(Stored items from a collection)
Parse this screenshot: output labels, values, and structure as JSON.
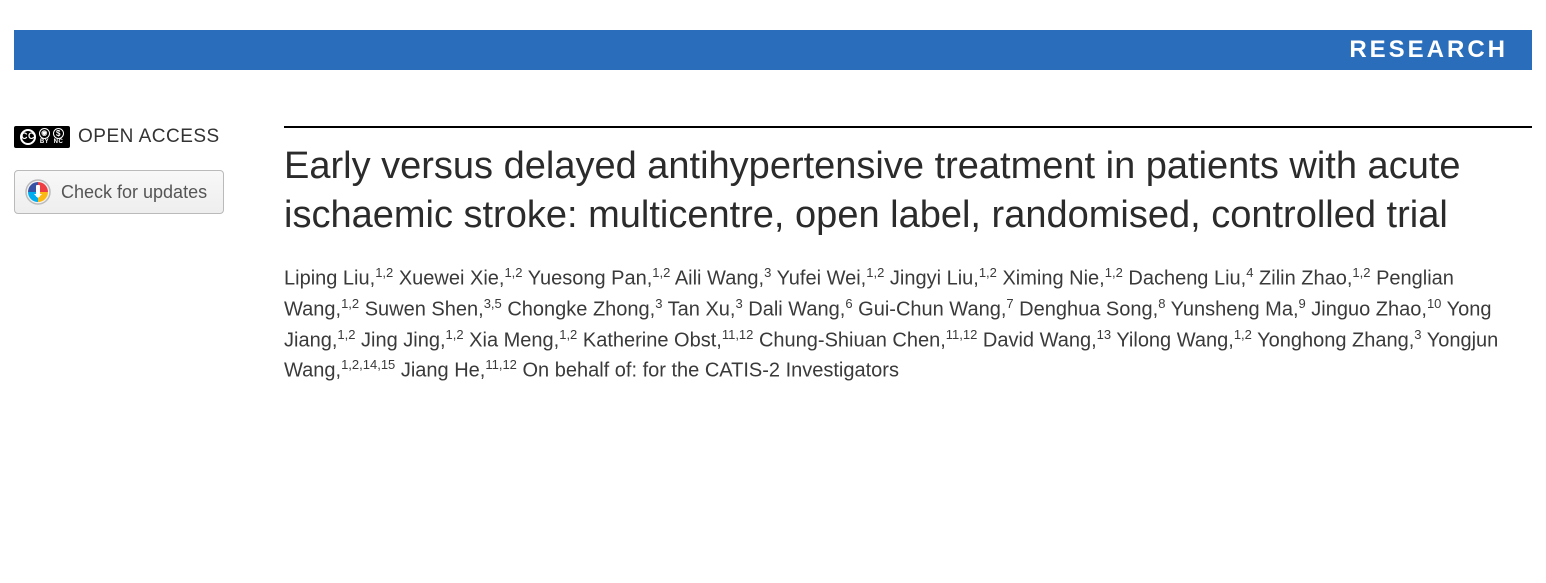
{
  "banner": {
    "label": "RESEARCH",
    "bg_color": "#2a6ebb",
    "text_color": "#ffffff"
  },
  "sidebar": {
    "open_access_label": "OPEN ACCESS",
    "cc_text": "CC",
    "by_label": "BY",
    "nc_label": "NC",
    "check_updates_label": "Check for updates"
  },
  "article": {
    "title": "Early versus delayed antihypertensive treatment in patients with acute ischaemic stroke: multicentre, open label, randomised, controlled trial",
    "authors": [
      {
        "name": "Liping Liu",
        "affil": "1,2"
      },
      {
        "name": "Xuewei Xie",
        "affil": "1,2"
      },
      {
        "name": "Yuesong Pan",
        "affil": "1,2"
      },
      {
        "name": "Aili Wang",
        "affil": "3"
      },
      {
        "name": "Yufei Wei",
        "affil": "1,2"
      },
      {
        "name": "Jingyi Liu",
        "affil": "1,2"
      },
      {
        "name": "Ximing Nie",
        "affil": "1,2"
      },
      {
        "name": "Dacheng Liu",
        "affil": "4"
      },
      {
        "name": "Zilin Zhao",
        "affil": "1,2"
      },
      {
        "name": "Penglian Wang",
        "affil": "1,2"
      },
      {
        "name": "Suwen Shen",
        "affil": "3,5"
      },
      {
        "name": "Chongke Zhong",
        "affil": "3"
      },
      {
        "name": "Tan Xu",
        "affil": "3"
      },
      {
        "name": "Dali Wang",
        "affil": "6"
      },
      {
        "name": "Gui-Chun Wang",
        "affil": "7"
      },
      {
        "name": "Denghua Song",
        "affil": "8"
      },
      {
        "name": "Yunsheng Ma",
        "affil": "9"
      },
      {
        "name": "Jinguo Zhao",
        "affil": "10"
      },
      {
        "name": "Yong Jiang",
        "affil": "1,2"
      },
      {
        "name": "Jing Jing",
        "affil": "1,2"
      },
      {
        "name": "Xia Meng",
        "affil": "1,2"
      },
      {
        "name": "Katherine Obst",
        "affil": "11,12"
      },
      {
        "name": "Chung-Shiuan Chen",
        "affil": "11,12"
      },
      {
        "name": "David Wang",
        "affil": "13"
      },
      {
        "name": "Yilong Wang",
        "affil": "1,2"
      },
      {
        "name": "Yonghong Zhang",
        "affil": "3"
      },
      {
        "name": "Yongjun Wang",
        "affil": "1,2,14,15"
      },
      {
        "name": "Jiang He",
        "affil": "11,12"
      }
    ],
    "on_behalf": "On behalf of: for the CATIS-2 Investigators"
  },
  "colors": {
    "title_text": "#2b2b2b",
    "author_text": "#3a3a3a",
    "rule": "#000000",
    "button_border": "#bababa",
    "button_text": "#555555"
  }
}
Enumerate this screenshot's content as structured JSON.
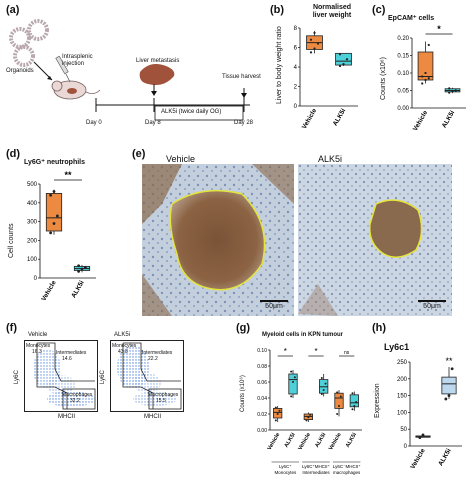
{
  "panels": {
    "a": {
      "label": "(a)",
      "organoids": "Organoids",
      "injection": "Intrasplenic\ninjection",
      "metastasis": "Liver metastasis",
      "harvest": "Tissue harvest",
      "treatment": "ALK5i (twice daily OG)",
      "day0": "Day 0",
      "day8": "Day 8",
      "day28": "Day 28",
      "colors": {
        "liver": "#a0523b",
        "mouse": "#e9d8d6",
        "organoid": "#b8a8ae",
        "box": "#111111"
      }
    },
    "b": {
      "label": "(b)",
      "title": "Normalised\nliver weight",
      "ylabel": "Liver to body weight ratio",
      "ticks": [
        "0",
        "2",
        "4",
        "6",
        "8"
      ]
    },
    "c": {
      "label": "(c)",
      "title": "EpCAM⁺ cells",
      "ylabel": "Counts (x10⁶)",
      "ticks": [
        "0.00",
        "0.05",
        "0.10",
        "0.15",
        "0.20"
      ],
      "sig": "*"
    },
    "d": {
      "label": "(d)",
      "title": "Ly6G⁺ neutrophils",
      "ylabel": "Cell counts",
      "ticks": [
        "0",
        "100",
        "200",
        "300",
        "400",
        "500"
      ],
      "sig": "**"
    },
    "e": {
      "label": "(e)",
      "vehicle": "Vehicle",
      "alk5i": "ALK5i",
      "scale_left": "50μm",
      "scale_right": "50μm"
    },
    "f": {
      "label": "(f)",
      "left_title": "Vehicle",
      "right_title": "ALK5i",
      "ylabel": "Ly6C",
      "xlabel": "MHCII",
      "monocytes": "Monocytes",
      "intermediates": "Intermediates",
      "macrophages": "Macrophages",
      "vehicle_values": {
        "monocytes": "16.3",
        "intermediates": "14.6",
        "macrophages": "32.2"
      },
      "alk5i_values": {
        "monocytes": "43.8",
        "intermediates": "22.2",
        "macrophages": "15.5"
      }
    },
    "g": {
      "label": "(g)",
      "title": "Myeloid cells in KPN tumour",
      "ylabel": "Counts (x10⁶)",
      "ticks": [
        "0.00",
        "0.02",
        "0.04",
        "0.06",
        "0.08",
        "0.10"
      ],
      "sig": [
        "*",
        "*",
        "ns"
      ],
      "groups": [
        "Ly6C⁺\nMonocytes",
        "Ly6C⁺MHCII⁺\nIntermediates",
        "Ly6C⁻MHCII⁺\nmacrophages"
      ]
    },
    "h": {
      "label": "(h)",
      "title": "Ly6c1",
      "ylabel": "Expression",
      "ticks": [
        "0",
        "50",
        "100",
        "150",
        "200",
        "250"
      ],
      "sig": "**"
    }
  },
  "groups": {
    "vehicle": "Vehicle",
    "alk5i": "ALK5i"
  },
  "colors": {
    "vehicle": "#ec8a42",
    "alk5i": "#4ed0d8",
    "vehicle_h": "#ffffff",
    "alk5i_h": "#bcd8ef"
  },
  "chart_data": [
    {
      "panel": "b",
      "type": "box",
      "title": "Normalised liver weight",
      "ylabel": "Liver to body weight ratio",
      "categories": [
        "Vehicle",
        "ALK5i"
      ],
      "ylim": [
        0,
        8
      ],
      "boxes": [
        {
          "name": "Vehicle",
          "min": 5.4,
          "q1": 5.8,
          "median": 6.5,
          "q3": 7.2,
          "max": 7.7,
          "points": [
            5.5,
            5.9,
            6.4,
            6.8,
            7.5
          ]
        },
        {
          "name": "ALK5i",
          "min": 4.1,
          "q1": 4.2,
          "median": 4.6,
          "q3": 5.4,
          "max": 5.4,
          "points": [
            4.1,
            4.3,
            4.8,
            5.3
          ]
        }
      ]
    },
    {
      "panel": "c",
      "type": "box",
      "title": "EpCAM⁺ cells",
      "ylabel": "Counts (x10⁶)",
      "categories": [
        "Vehicle",
        "ALK5i"
      ],
      "ylim": [
        0,
        0.2
      ],
      "boxes": [
        {
          "name": "Vehicle",
          "min": 0.07,
          "q1": 0.08,
          "median": 0.09,
          "q3": 0.16,
          "max": 0.19,
          "points": [
            0.07,
            0.08,
            0.085,
            0.09,
            0.1,
            0.18
          ]
        },
        {
          "name": "ALK5i",
          "min": 0.042,
          "q1": 0.046,
          "median": 0.05,
          "q3": 0.055,
          "max": 0.058,
          "points": [
            0.044,
            0.048,
            0.05,
            0.056
          ]
        }
      ]
    },
    {
      "panel": "d",
      "type": "box",
      "title": "Ly6G⁺ neutrophils",
      "ylabel": "Cell counts",
      "categories": [
        "Vehicle",
        "ALK5i"
      ],
      "ylim": [
        0,
        500
      ],
      "boxes": [
        {
          "name": "Vehicle",
          "min": 230,
          "q1": 250,
          "median": 320,
          "q3": 450,
          "max": 470,
          "points": [
            240,
            290,
            330,
            440,
            460
          ]
        },
        {
          "name": "ALK5i",
          "min": 30,
          "q1": 40,
          "median": 50,
          "q3": 62,
          "max": 70,
          "points": [
            35,
            48,
            55,
            65
          ]
        }
      ]
    },
    {
      "panel": "g",
      "type": "box",
      "title": "Myeloid cells in KPN tumour",
      "ylabel": "Counts (x10⁶)",
      "categories": [
        "Vehicle",
        "ALK5i",
        "Vehicle",
        "ALK5i",
        "Vehicle",
        "ALK5i"
      ],
      "ylim": [
        0,
        0.1
      ],
      "boxes": [
        {
          "name": "Vehicle",
          "min": 0.01,
          "q1": 0.015,
          "median": 0.022,
          "q3": 0.027,
          "max": 0.03,
          "points": [
            0.012,
            0.02,
            0.024,
            0.028
          ]
        },
        {
          "name": "ALK5i",
          "min": 0.04,
          "q1": 0.045,
          "median": 0.063,
          "q3": 0.07,
          "max": 0.075,
          "points": [
            0.042,
            0.06,
            0.066,
            0.073
          ]
        },
        {
          "name": "Vehicle",
          "min": 0.01,
          "q1": 0.013,
          "median": 0.017,
          "q3": 0.02,
          "max": 0.022,
          "points": [
            0.012,
            0.016,
            0.019
          ]
        },
        {
          "name": "ALK5i",
          "min": 0.042,
          "q1": 0.046,
          "median": 0.054,
          "q3": 0.063,
          "max": 0.07,
          "points": [
            0.045,
            0.05,
            0.058,
            0.065
          ]
        },
        {
          "name": "Vehicle",
          "min": 0.017,
          "q1": 0.027,
          "median": 0.04,
          "q3": 0.046,
          "max": 0.05,
          "points": [
            0.02,
            0.03,
            0.042,
            0.047
          ]
        },
        {
          "name": "ALK5i",
          "min": 0.024,
          "q1": 0.029,
          "median": 0.034,
          "q3": 0.044,
          "max": 0.048,
          "points": [
            0.026,
            0.03,
            0.035,
            0.046
          ]
        }
      ]
    },
    {
      "panel": "h",
      "type": "box",
      "title": "Ly6c1",
      "ylabel": "Expression",
      "categories": [
        "Vehicle",
        "ALK5i"
      ],
      "ylim": [
        0,
        250
      ],
      "boxes": [
        {
          "name": "Vehicle",
          "min": 25,
          "q1": 26,
          "median": 28,
          "q3": 30,
          "max": 33,
          "points": [
            25,
            33
          ]
        },
        {
          "name": "ALK5i",
          "min": 140,
          "q1": 155,
          "median": 185,
          "q3": 205,
          "max": 235,
          "points": [
            140,
            150,
            230
          ]
        }
      ]
    }
  ]
}
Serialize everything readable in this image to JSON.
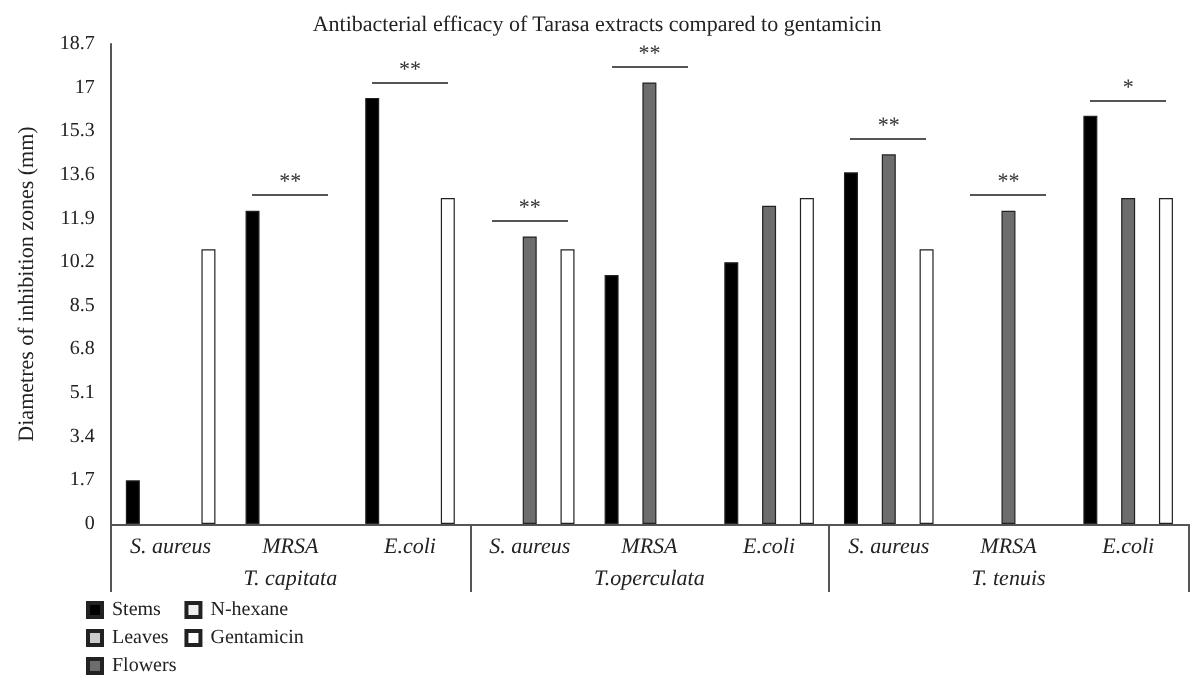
{
  "chart_data": {
    "type": "bar",
    "title": "Antibacterial efficacy of Tarasa extracts compared to gentamicin",
    "ylabel": "Diametres of inhibition zones (mm)",
    "categories": [
      "S. aureus",
      "MRSA",
      "E.coli",
      "S. aureus",
      "MRSA",
      "E.coli",
      "S. aureus",
      "MRSA",
      "E.coli"
    ],
    "series": [
      {
        "name": "Stems",
        "color": "#000000",
        "values": [
          1.7,
          12.2,
          16.6,
          null,
          9.7,
          10.2,
          13.7,
          null,
          15.9
        ]
      },
      {
        "name": "Leaves",
        "color": "#cccccc",
        "values": [
          null,
          null,
          null,
          null,
          null,
          null,
          null,
          null,
          null
        ]
      },
      {
        "name": "Flowers",
        "color": "#6d6d6d",
        "values": [
          null,
          null,
          null,
          11.2,
          17.2,
          12.4,
          14.4,
          12.2,
          12.7
        ]
      },
      {
        "name": "N-hexane",
        "color": "#eeeeee",
        "values": [
          null,
          null,
          null,
          null,
          null,
          null,
          null,
          null,
          null
        ]
      },
      {
        "name": "Gentamicin",
        "color": "#ffffff",
        "values": [
          10.7,
          null,
          12.7,
          10.7,
          null,
          12.7,
          10.7,
          null,
          12.7
        ]
      }
    ],
    "ylim": [
      0,
      18.7
    ],
    "yticks": [
      0,
      1.7,
      3.4,
      5.1,
      6.8,
      8.5,
      10.2,
      11.9,
      13.6,
      15.3,
      17,
      18.7
    ],
    "annotations": [
      "T. capitata",
      "T.operculata",
      "T. tenuis",
      "**",
      "**",
      "**",
      "**",
      "**",
      "**",
      "*"
    ],
    "legend": "bottom left",
    "grid": false
  }
}
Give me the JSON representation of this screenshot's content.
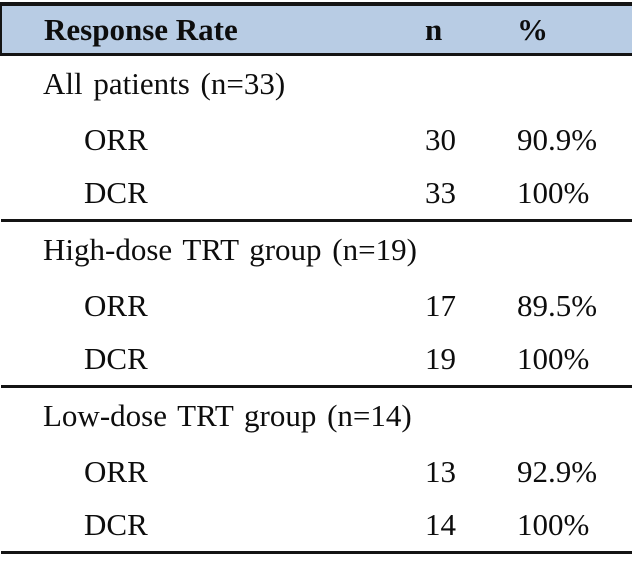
{
  "theme": {
    "header_bg": "#b8cce4",
    "rule_color": "#141414",
    "text_color": "#0d0d0d"
  },
  "table": {
    "header": {
      "col1": "Response Rate",
      "col2": "n",
      "col3": "%"
    },
    "sections": [
      {
        "title": "All patients (n=33)",
        "rows": [
          {
            "label": "ORR",
            "n": "30",
            "pct": "90.9%"
          },
          {
            "label": "DCR",
            "n": "33",
            "pct": "100%"
          }
        ]
      },
      {
        "title": "High-dose TRT group (n=19)",
        "rows": [
          {
            "label": "ORR",
            "n": "17",
            "pct": "89.5%"
          },
          {
            "label": "DCR",
            "n": "19",
            "pct": "100%"
          }
        ]
      },
      {
        "title": "Low-dose TRT group (n=14)",
        "rows": [
          {
            "label": "ORR",
            "n": "13",
            "pct": "92.9%"
          },
          {
            "label": "DCR",
            "n": "14",
            "pct": "100%"
          }
        ]
      }
    ]
  }
}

YOUR TASK -> Whichever lines of the records above hold the word "Wang" should all be copied out.

EXERCISE OUTPUT ->
        "name": "Aili Wang",
        "name": "Penglian Wang",
        "name": "Dali Wang",
        "name": "Gui-Chun Wang",
        "name": "David Wang",
        "name": "Yilong Wang",
        "name": "Yongjun Wang",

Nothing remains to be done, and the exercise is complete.